_Instructions to follow_.
Set down all of the entries word for word, omitting the images they contain.

_Records_.
+ + + + +
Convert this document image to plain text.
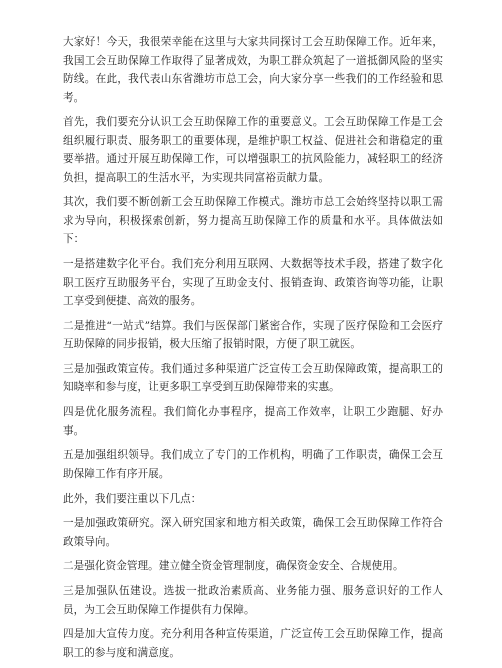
大家好！今天，我很荣幸能在这里与大家共同探讨工会互助保障工作。近年来，我国工会互助保障工作取得了显著成效，为职工群众筑起了一道抵御风险的坚实防线。在此，我代表山东省潍坊市总工会，向大家分享一些我们的工作经验和思考。

首先，我们要充分认识工会互助保障工作的重要意义。工会互助保障工作是工会组织履行职责、服务职工的重要体现，是维护职工权益、促进社会和谐稳定的重要举措。通过开展互助保障工作，可以增强职工的抗风险能力，减轻职工的经济负担，提高职工的生活水平，为实现共同富裕贡献力量。

其次，我们要不断创新工会互助保障工作模式。潍坊市总工会始终坚持以职工需求为导向，积极探索创新，努力提高互助保障工作的质量和水平。具体做法如下：

一是搭建数字化平台。我们充分利用互联网、大数据等技术手段，搭建了数字化职工医疗互助服务平台，实现了互助金支付、报销查询、政策咨询等功能，让职工享受到便捷、高效的服务。

二是推进“一站式”结算。我们与医保部门紧密合作，实现了医疗保险和工会医疗互助保障的同步报销，极大压缩了报销时限，方便了职工就医。

三是加强政策宣传。我们通过多种渠道广泛宣传工会互助保障政策，提高职工的知晓率和参与度，让更多职工享受到互助保障带来的实惠。

四是优化服务流程。我们简化办事程序，提高工作效率，让职工少跑腿、好办事。

五是加强组织领导。我们成立了专门的工作机构，明确了工作职责，确保工会互助保障工作有序开展。

此外，我们要注重以下几点：

一是加强政策研究。深入研究国家和地方相关政策，确保工会互助保障工作符合政策导向。

二是强化资金管理。建立健全资金管理制度，确保资金安全、合规使用。

三是加强队伍建设。选拔一批政治素质高、业务能力强、服务意识好的工作人员，为工会互助保障工作提供有力保障。

四是加大宣传力度。充分利用各种宣传渠道，广泛宣传工会互助保障工作，提高职工的参与度和满意度。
+ + + + +
_Reply_.
Convert this document image to plain text.
大家好！今天，我很荣幸能在这里与大家共同探讨工会互助保障工作。近年来，我国工会互助保障工作取得了显著成效，为职工群众筑起了一道抵御风险的坚实防线。在此，我代表山东省潍坊市总工会，向大家分享一些我们的工作经验和思考。

首先，我们要充分认识工会互助保障工作的重要意义。工会互助保障工作是工会组织履行职责、服务职工的重要体现，是维护职工权益、促进社会和谐稳定的重要举措。通过开展互助保障工作，可以增强职工的抗风险能力，减轻职工的经济负担，提高职工的生活水平，为实现共同富裕贡献力量。

其次，我们要不断创新工会互助保障工作模式。潍坊市总工会始终坚持以职工需求为导向，积极探索创新，努力提高互助保障工作的质量和水平。具体做法如下：

一是搭建数字化平台。我们充分利用互联网、大数据等技术手段，搭建了数字化职工医疗互助服务平台，实现了互助金支付、报销查询、政策咨询等功能，让职工享受到便捷、高效的服务。

二是推进“一站式”结算。我们与医保部门紧密合作，实现了医疗保险和工会医疗互助保障的同步报销，极大压缩了报销时限，方便了职工就医。

三是加强政策宣传。我们通过多种渠道广泛宣传工会互助保障政策，提高职工的知晓率和参与度，让更多职工享受到互助保障带来的实惠。

四是优化服务流程。我们简化办事程序，提高工作效率，让职工少跑腿、好办事。

五是加强组织领导。我们成立了专门的工作机构，明确了工作职责，确保工会互助保障工作有序开展。

此外，我们要注重以下几点：

一是加强政策研究。深入研究国家和地方相关政策，确保工会互助保障工作符合政策导向。

二是强化资金管理。建立健全资金管理制度，确保资金安全、合规使用。

三是加强队伍建设。选拔一批政治素质高、业务能力强、服务意识好的工作人员，为工会互助保障工作提供有力保障。

四是加大宣传力度。充分利用各种宣传渠道，广泛宣传工会互助保障工作，提高职工的参与度和满意度。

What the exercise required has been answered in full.